## START Given entries

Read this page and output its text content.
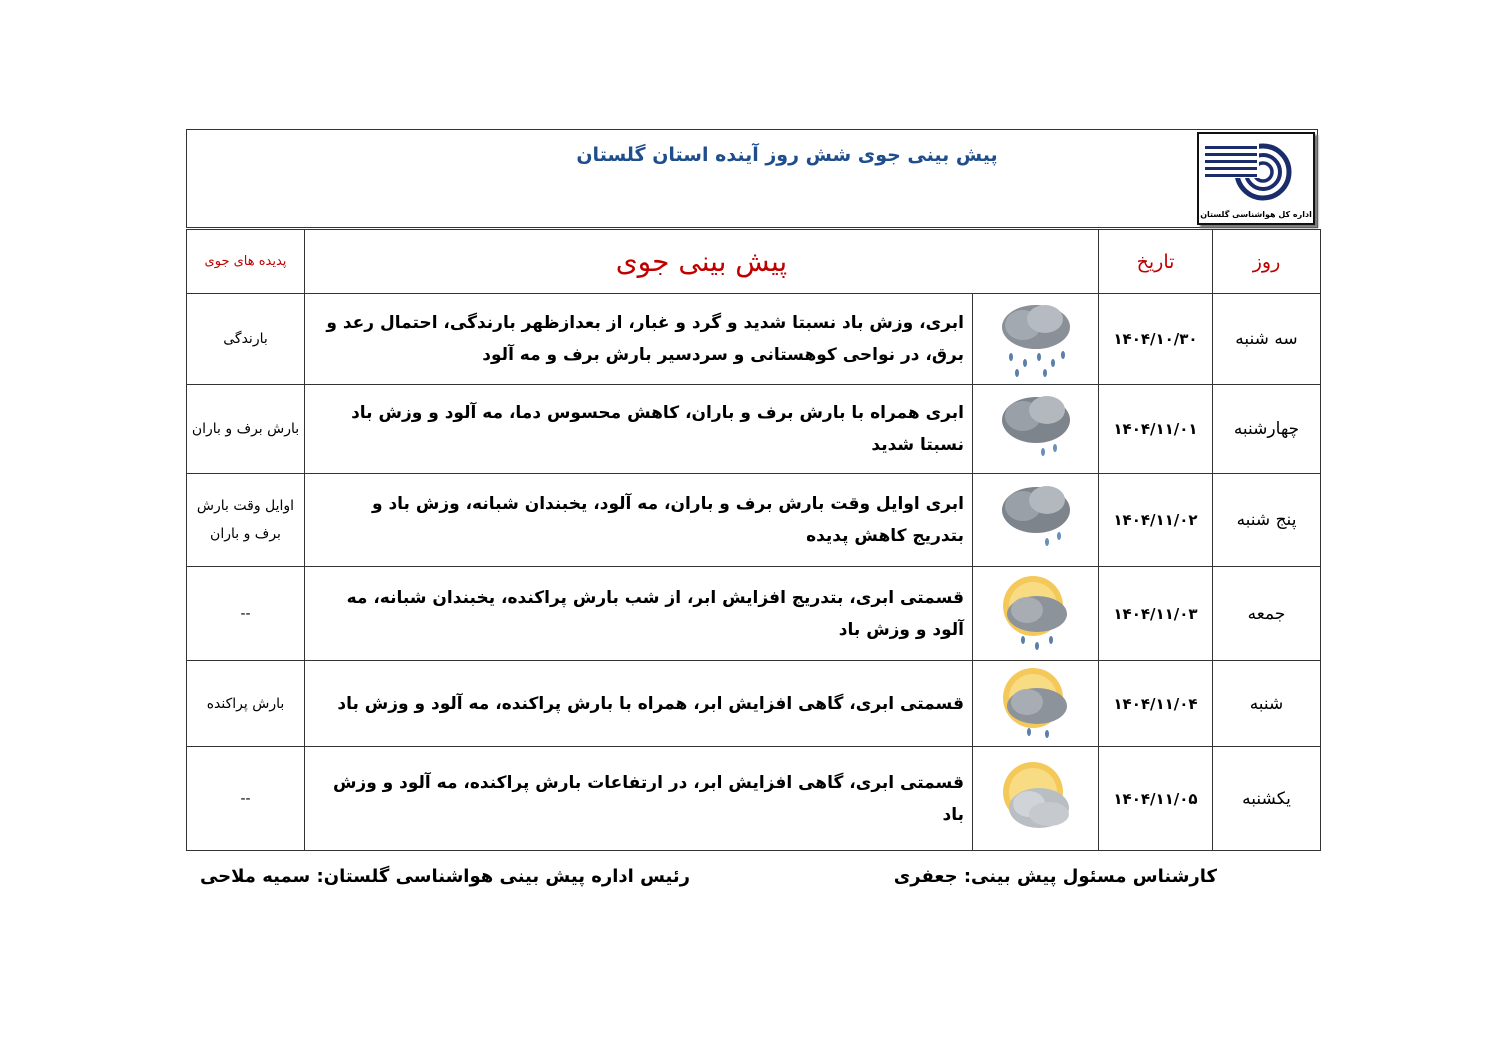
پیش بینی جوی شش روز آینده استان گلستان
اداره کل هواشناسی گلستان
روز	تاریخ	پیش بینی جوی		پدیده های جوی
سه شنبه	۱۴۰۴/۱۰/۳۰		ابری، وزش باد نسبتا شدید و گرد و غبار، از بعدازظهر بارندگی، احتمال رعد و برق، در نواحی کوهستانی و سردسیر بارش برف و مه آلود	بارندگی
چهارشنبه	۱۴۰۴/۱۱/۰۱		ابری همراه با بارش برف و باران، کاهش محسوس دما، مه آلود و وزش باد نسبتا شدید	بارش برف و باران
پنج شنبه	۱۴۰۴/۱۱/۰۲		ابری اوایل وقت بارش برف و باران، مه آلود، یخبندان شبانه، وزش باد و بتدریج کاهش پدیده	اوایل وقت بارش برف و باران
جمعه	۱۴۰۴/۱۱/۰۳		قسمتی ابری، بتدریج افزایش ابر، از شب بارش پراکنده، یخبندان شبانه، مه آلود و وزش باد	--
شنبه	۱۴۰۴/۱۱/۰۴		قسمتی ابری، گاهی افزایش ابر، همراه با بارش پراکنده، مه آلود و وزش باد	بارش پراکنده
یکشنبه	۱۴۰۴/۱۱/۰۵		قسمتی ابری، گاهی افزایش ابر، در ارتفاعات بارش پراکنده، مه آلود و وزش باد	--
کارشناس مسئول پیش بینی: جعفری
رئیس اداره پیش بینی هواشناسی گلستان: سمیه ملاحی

## END Given entries

▶ **Objective**
Leave out the pictures and restate everything else word for word.

▶ **The output**
Read this page and output its text content.
پیش بینی جوی شش روز آینده استان گلستان
اداره کل هواشناسی گلستان
روز	تاریخ	پیش بینی جوی		پدیده های جوی
سه شنبه	۱۴۰۴/۱۰/۳۰		ابری، وزش باد نسبتا شدید و گرد و غبار، از بعدازظهر بارندگی، احتمال رعد و برق، در نواحی کوهستانی و سردسیر بارش برف و مه آلود	بارندگی
چهارشنبه	۱۴۰۴/۱۱/۰۱		ابری همراه با بارش برف و باران، کاهش محسوس دما، مه آلود و وزش باد نسبتا شدید	بارش برف و باران
پنج شنبه	۱۴۰۴/۱۱/۰۲		ابری اوایل وقت بارش برف و باران، مه آلود، یخبندان شبانه، وزش باد و بتدریج کاهش پدیده	اوایل وقت بارش برف و باران
جمعه	۱۴۰۴/۱۱/۰۳		قسمتی ابری، بتدریج افزایش ابر، از شب بارش پراکنده، یخبندان شبانه، مه آلود و وزش باد	--
شنبه	۱۴۰۴/۱۱/۰۴		قسمتی ابری، گاهی افزایش ابر، همراه با بارش پراکنده، مه آلود و وزش باد	بارش پراکنده
یکشنبه	۱۴۰۴/۱۱/۰۵		قسمتی ابری، گاهی افزایش ابر، در ارتفاعات بارش پراکنده، مه آلود و وزش باد	--
کارشناس مسئول پیش بینی: جعفری
رئیس اداره پیش بینی هواشناسی گلستان: سمیه ملاحی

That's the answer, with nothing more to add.